Goal of the exercise: Write the material out again exactly.

Data rows:
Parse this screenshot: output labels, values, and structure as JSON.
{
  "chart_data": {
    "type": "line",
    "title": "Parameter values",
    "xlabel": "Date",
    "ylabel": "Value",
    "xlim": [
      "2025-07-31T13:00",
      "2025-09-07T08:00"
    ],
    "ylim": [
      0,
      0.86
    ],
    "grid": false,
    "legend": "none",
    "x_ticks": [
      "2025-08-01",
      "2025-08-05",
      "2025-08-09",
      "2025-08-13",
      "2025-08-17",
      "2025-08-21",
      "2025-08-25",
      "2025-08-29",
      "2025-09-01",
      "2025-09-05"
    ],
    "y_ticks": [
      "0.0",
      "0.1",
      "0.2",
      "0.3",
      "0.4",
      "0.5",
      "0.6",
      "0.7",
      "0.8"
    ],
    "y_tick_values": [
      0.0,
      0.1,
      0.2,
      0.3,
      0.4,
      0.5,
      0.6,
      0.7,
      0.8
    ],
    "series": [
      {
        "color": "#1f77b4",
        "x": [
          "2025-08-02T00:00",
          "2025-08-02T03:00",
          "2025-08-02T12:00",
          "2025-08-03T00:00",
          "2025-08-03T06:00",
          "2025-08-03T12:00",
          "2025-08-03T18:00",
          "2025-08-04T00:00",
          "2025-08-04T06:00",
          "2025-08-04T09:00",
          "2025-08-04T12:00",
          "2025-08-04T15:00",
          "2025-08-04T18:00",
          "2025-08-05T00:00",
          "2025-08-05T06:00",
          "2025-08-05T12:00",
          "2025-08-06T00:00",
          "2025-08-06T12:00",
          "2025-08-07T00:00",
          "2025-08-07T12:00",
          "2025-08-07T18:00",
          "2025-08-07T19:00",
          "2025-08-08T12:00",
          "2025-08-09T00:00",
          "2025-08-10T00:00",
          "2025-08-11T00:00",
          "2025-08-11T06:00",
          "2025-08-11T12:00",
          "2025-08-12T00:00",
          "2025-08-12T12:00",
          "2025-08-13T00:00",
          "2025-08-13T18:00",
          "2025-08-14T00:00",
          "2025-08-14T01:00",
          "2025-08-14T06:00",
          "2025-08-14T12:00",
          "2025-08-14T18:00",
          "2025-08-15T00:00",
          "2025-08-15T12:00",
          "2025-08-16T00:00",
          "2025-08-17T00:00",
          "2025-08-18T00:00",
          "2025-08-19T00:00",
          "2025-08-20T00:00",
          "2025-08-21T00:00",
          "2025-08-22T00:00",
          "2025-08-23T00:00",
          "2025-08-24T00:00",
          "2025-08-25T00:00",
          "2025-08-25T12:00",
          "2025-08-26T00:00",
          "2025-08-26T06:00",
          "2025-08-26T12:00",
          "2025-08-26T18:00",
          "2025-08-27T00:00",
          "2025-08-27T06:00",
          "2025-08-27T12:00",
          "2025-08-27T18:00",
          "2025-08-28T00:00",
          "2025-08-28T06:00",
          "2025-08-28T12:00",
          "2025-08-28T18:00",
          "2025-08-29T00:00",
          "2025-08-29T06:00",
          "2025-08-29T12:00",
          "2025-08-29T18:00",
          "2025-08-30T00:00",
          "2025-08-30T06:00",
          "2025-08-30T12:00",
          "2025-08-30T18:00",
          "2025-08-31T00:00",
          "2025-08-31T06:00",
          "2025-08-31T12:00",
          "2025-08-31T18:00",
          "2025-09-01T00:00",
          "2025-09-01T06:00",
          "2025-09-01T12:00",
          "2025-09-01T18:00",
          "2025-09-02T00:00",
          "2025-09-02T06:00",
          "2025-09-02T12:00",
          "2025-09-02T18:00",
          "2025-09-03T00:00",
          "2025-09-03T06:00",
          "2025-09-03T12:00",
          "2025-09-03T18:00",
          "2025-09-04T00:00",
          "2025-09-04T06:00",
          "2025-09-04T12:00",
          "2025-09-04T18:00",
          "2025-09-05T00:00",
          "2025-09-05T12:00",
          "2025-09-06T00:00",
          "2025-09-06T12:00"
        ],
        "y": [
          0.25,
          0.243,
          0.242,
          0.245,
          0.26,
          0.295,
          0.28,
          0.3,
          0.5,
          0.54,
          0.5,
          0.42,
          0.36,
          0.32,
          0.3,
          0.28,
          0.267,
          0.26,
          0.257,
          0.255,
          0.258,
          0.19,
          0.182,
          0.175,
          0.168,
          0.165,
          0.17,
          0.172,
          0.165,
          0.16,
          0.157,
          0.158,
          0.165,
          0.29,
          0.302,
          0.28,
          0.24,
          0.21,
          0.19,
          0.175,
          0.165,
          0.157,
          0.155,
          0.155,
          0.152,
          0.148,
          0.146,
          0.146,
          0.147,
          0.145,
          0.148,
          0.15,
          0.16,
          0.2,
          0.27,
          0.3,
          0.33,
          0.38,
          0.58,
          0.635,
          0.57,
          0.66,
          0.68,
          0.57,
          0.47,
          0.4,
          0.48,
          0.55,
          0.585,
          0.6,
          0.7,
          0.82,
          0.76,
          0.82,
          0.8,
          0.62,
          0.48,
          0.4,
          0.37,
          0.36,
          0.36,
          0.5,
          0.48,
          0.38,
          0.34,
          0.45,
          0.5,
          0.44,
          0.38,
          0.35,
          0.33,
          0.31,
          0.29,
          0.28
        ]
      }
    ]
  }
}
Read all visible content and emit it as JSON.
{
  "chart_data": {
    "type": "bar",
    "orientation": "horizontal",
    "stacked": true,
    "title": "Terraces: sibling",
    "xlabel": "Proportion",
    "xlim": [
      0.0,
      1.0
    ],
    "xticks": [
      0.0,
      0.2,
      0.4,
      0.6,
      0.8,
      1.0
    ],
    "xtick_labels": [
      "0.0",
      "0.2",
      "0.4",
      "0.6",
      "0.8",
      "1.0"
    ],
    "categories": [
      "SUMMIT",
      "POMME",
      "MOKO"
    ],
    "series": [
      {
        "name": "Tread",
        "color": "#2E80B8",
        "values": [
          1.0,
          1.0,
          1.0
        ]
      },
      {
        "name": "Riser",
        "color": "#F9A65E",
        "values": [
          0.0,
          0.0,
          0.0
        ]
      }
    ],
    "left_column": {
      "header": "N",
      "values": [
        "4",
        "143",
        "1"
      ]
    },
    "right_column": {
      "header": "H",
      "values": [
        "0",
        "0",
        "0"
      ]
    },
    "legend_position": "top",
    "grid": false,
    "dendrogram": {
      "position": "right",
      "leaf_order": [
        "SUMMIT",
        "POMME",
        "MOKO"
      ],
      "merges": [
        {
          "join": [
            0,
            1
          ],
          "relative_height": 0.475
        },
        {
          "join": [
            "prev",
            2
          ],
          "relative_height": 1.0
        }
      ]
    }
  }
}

Result below:
Parse this screenshot: output labels, values, and structure as JSON.
{
  "chart_data": {
    "type": "line",
    "title": "Parameter values",
    "xlabel": "Date",
    "ylabel": "Value",
    "xlim": [
      "2025-07-31T13:00",
      "2025-09-07T08:00"
    ],
    "ylim": [
      0,
      0.86
    ],
    "grid": false,
    "legend": "none",
    "x_ticks": [
      "2025-08-01",
      "2025-08-05",
      "2025-08-09",
      "2025-08-13",
      "2025-08-17",
      "2025-08-21",
      "2025-08-25",
      "2025-08-29",
      "2025-09-01",
      "2025-09-05"
    ],
    "y_ticks": [
      "0.0",
      "0.1",
      "0.2",
      "0.3",
      "0.4",
      "0.5",
      "0.6",
      "0.7",
      "0.8"
    ],
    "y_tick_values": [
      0.0,
      0.1,
      0.2,
      0.3,
      0.4,
      0.5,
      0.6,
      0.7,
      0.8
    ],
    "series": [
      {
        "color": "#1f77b4",
        "x": [
          "2025-08-02T00:00",
          "2025-08-02T03:00",
          "2025-08-02T12:00",
          "2025-08-03T00:00",
          "2025-08-03T06:00",
          "2025-08-03T12:00",
          "2025-08-03T18:00",
          "2025-08-04T00:00",
          "2025-08-04T06:00",
          "2025-08-04T09:00",
          "2025-08-04T12:00",
          "2025-08-04T15:00",
          "2025-08-04T18:00",
          "2025-08-05T00:00",
          "2025-08-05T06:00",
          "2025-08-05T12:00",
          "2025-08-06T00:00",
          "2025-08-06T12:00",
          "2025-08-07T00:00",
          "2025-08-07T12:00",
          "2025-08-07T18:00",
          "2025-08-07T19:00",
          "2025-08-08T12:00",
          "2025-08-09T00:00",
          "2025-08-10T00:00",
          "2025-08-11T00:00",
          "2025-08-11T06:00",
          "2025-08-11T12:00",
          "2025-08-12T00:00",
          "2025-08-12T12:00",
          "2025-08-13T00:00",
          "2025-08-13T18:00",
          "2025-08-14T00:00",
          "2025-08-14T01:00",
          "2025-08-14T06:00",
          "2025-08-14T12:00",
          "2025-08-14T18:00",
          "2025-08-15T00:00",
          "2025-08-15T12:00",
          "2025-08-16T00:00",
          "2025-08-17T00:00",
          "2025-08-18T00:00",
          "2025-08-19T00:00",
          "2025-08-20T00:00",
          "2025-08-21T00:00",
          "2025-08-22T00:00",
          "2025-08-23T00:00",
          "2025-08-24T00:00",
          "2025-08-25T00:00",
          "2025-08-25T12:00",
          "2025-08-26T00:00",
          "2025-08-26T06:00",
          "2025-08-26T12:00",
          "2025-08-26T18:00",
          "2025-08-27T00:00",
          "2025-08-27T06:00",
          "2025-08-27T12:00",
          "2025-08-27T18:00",
          "2025-08-28T00:00",
          "2025-08-28T06:00",
          "2025-08-28T12:00",
          "2025-08-28T18:00",
          "2025-08-29T00:00",
          "2025-08-29T06:00",
          "2025-08-29T12:00",
          "2025-08-29T18:00",
          "2025-08-30T00:00",
          "2025-08-30T06:00",
          "2025-08-30T12:00",
          "2025-08-30T18:00",
          "2025-08-31T00:00",
          "2025-08-31T06:00",
          "2025-08-31T12:00",
          "2025-08-31T18:00",
          "2025-09-01T00:00",
          "2025-09-01T06:00",
          "2025-09-01T12:00",
          "2025-09-01T18:00",
          "2025-09-02T00:00",
          "2025-09-02T06:00",
          "2025-09-02T12:00",
          "2025-09-02T18:00",
          "2025-09-03T00:00",
          "2025-09-03T06:00",
          "2025-09-03T12:00",
          "2025-09-03T18:00",
          "2025-09-04T00:00",
          "2025-09-04T06:00",
          "2025-09-04T12:00",
          "2025-09-04T18:00",
          "2025-09-05T00:00",
          "2025-09-05T12:00",
          "2025-09-06T00:00",
          "2025-09-06T12:00"
        ],
        "y": [
          0.25,
          0.243,
          0.242,
          0.245,
          0.26,
          0.295,
          0.28,
          0.3,
          0.5,
          0.54,
          0.5,
          0.42,
          0.36,
          0.32,
          0.3,
          0.28,
          0.267,
          0.26,
          0.257,
          0.255,
          0.258,
          0.19,
          0.182,
          0.175,
          0.168,
          0.165,
          0.17,
          0.172,
          0.165,
          0.16,
          0.157,
          0.158,
          0.165,
          0.29,
          0.302,
          0.28,
          0.24,
          0.21,
          0.19,
          0.175,
          0.165,
          0.157,
          0.155,
          0.155,
          0.152,
          0.148,
          0.146,
          0.146,
          0.147,
          0.145,
          0.148,
          0.15,
          0.16,
          0.2,
          0.27,
          0.3,
          0.33,
          0.38,
          0.58,
          0.635,
          0.57,
          0.66,
          0.68,
          0.57,
          0.47,
          0.4,
          0.48,
          0.55,
          0.585,
          0.6,
          0.7,
          0.82,
          0.76,
          0.82,
          0.8,
          0.62,
          0.48,
          0.4,
          0.37,
          0.36,
          0.36,
          0.5,
          0.48,
          0.38,
          0.34,
          0.45,
          0.5,
          0.44,
          0.38,
          0.35,
          0.33,
          0.31,
          0.29,
          0.28
        ]
      }
    ]
  }
}
Read all visible content and emit it as JSON.
{
  "chart_data": {
    "type": "bar",
    "orientation": "horizontal",
    "stacked": true,
    "title": "Terraces: sibling",
    "xlabel": "Proportion",
    "xlim": [
      0.0,
      1.0
    ],
    "xticks": [
      0.0,
      0.2,
      0.4,
      0.6,
      0.8,
      1.0
    ],
    "xtick_labels": [
      "0.0",
      "0.2",
      "0.4",
      "0.6",
      "0.8",
      "1.0"
    ],
    "categories": [
      "SUMMIT",
      "POMME",
      "MOKO"
    ],
    "series": [
      {
        "name": "Tread",
        "color": "#2E80B8",
        "values": [
          1.0,
          1.0,
          1.0
        ]
      },
      {
        "name": "Riser",
        "color": "#F9A65E",
        "values": [
          0.0,
          0.0,
          0.0
        ]
      }
    ],
    "left_column": {
      "header": "N",
      "values": [
        "4",
        "143",
        "1"
      ]
    },
    "right_column": {
      "header": "H",
      "values": [
        "0",
        "0",
        "0"
      ]
    },
    "legend_position": "top",
    "grid": false,
    "dendrogram": {
      "position": "right",
      "leaf_order": [
        "SUMMIT",
        "POMME",
        "MOKO"
      ],
      "merges": [
        {
          "join": [
            0,
            1
          ],
          "relative_height": 0.475
        },
        {
          "join": [
            "prev",
            2
          ],
          "relative_height": 1.0
        }
      ]
    }
  }
}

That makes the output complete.